◆ RECORDS SHOWN

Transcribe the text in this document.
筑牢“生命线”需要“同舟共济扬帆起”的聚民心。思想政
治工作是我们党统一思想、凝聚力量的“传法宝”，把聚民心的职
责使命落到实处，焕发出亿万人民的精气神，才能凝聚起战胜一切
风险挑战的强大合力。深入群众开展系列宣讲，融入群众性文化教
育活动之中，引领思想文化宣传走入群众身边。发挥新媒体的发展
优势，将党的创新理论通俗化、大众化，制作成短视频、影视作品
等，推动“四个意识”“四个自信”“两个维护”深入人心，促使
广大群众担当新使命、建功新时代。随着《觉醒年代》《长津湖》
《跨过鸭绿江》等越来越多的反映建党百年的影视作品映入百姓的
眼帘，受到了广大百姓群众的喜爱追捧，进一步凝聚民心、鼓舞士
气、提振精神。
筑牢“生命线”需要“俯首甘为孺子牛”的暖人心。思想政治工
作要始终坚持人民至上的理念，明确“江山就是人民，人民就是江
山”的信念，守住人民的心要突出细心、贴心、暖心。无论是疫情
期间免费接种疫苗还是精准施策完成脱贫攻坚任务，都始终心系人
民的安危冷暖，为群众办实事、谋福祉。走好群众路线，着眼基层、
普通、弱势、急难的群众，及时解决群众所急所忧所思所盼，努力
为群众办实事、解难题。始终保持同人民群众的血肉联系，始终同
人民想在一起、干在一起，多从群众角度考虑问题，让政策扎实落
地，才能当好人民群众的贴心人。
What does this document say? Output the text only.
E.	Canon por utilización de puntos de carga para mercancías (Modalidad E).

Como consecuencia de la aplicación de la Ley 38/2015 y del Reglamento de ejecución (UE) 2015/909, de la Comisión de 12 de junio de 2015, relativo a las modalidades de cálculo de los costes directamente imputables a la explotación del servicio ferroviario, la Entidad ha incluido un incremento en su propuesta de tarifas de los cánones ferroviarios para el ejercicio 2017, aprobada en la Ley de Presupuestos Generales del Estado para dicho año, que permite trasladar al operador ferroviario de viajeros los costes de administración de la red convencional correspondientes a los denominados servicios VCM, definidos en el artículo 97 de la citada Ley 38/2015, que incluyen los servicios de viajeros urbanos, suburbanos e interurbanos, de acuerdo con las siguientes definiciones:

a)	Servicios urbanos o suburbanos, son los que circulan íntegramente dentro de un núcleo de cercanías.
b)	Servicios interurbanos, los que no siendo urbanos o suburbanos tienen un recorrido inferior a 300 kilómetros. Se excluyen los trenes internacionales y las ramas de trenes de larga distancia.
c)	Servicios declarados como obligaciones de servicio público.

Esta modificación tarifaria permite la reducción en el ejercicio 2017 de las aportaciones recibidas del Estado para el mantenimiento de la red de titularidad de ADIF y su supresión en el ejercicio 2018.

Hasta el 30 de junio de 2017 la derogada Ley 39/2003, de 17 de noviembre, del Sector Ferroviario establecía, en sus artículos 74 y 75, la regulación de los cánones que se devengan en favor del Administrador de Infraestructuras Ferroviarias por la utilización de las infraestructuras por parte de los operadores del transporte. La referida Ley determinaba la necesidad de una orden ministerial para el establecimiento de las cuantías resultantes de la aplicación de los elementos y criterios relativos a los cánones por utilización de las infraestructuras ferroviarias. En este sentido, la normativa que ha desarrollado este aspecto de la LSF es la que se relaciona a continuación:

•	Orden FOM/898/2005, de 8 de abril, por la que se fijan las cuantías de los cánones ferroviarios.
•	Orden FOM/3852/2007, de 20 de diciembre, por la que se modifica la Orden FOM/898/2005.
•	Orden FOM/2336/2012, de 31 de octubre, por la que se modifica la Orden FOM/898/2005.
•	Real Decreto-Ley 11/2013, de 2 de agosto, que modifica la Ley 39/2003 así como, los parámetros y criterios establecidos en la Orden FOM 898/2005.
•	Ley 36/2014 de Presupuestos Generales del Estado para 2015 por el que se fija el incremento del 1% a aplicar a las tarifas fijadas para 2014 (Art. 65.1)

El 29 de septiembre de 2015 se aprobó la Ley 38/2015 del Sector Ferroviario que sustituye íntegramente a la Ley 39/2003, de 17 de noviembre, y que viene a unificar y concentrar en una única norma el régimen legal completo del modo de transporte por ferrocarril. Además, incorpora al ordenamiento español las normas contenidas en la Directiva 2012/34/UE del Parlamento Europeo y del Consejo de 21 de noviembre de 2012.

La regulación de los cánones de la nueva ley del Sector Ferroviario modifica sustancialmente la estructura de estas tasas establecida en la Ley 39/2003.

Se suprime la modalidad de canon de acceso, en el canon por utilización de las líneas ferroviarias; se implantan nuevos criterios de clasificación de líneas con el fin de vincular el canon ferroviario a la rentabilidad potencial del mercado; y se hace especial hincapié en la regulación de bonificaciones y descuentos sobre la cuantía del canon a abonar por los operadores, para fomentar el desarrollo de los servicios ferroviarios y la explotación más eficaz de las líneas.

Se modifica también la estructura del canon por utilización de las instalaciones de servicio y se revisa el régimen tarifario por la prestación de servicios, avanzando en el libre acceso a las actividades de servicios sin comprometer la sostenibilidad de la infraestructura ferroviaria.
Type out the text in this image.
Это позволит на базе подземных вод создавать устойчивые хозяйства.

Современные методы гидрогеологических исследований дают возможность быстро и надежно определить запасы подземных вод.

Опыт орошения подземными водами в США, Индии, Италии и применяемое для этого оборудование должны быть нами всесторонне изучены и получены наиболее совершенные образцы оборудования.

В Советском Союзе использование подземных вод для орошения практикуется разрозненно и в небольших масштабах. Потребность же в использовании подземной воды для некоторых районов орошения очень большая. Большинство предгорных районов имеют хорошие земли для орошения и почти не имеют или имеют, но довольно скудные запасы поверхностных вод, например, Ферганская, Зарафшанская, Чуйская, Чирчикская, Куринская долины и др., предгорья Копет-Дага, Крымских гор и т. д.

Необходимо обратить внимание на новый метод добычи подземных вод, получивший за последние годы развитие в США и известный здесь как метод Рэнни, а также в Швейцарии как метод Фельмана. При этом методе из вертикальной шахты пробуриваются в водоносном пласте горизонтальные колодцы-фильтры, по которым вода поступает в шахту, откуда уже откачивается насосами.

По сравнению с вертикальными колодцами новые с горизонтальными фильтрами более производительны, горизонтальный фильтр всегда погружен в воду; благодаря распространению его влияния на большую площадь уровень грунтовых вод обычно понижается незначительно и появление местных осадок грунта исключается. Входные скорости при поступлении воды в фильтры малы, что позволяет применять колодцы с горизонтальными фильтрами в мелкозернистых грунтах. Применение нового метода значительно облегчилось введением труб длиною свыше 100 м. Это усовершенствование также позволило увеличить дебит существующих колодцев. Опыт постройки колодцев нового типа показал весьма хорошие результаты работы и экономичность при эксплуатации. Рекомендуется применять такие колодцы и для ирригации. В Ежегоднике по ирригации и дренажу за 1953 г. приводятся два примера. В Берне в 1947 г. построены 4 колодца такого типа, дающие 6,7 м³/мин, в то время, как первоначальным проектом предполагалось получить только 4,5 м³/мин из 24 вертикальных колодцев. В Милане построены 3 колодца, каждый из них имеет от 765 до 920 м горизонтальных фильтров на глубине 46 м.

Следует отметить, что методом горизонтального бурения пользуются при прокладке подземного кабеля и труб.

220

◆ WHAT IS NEEDED
Return each line where "íntegramente" shows up.

◆ ANSWER TO THIS TASK
a)	Servicios urbanos o suburbanos, son los que circulan íntegramente dentro de un núcleo de cercanías.
El 29 de septiembre de 2015 se aprobó la Ley 38/2015 del Sector Ferroviario que sustituye íntegramente a la Ley 39/2003, de 17 de noviembre, y que viene a unificar y concentrar en una única norma el régimen legal completo del modo de transporte por ferrocarril. Además, incorpora al ordenamiento español las normas contenidas en la Directiva 2012/34/UE del Parlamento Europeo y del Consejo de 21 de noviembre de 2012.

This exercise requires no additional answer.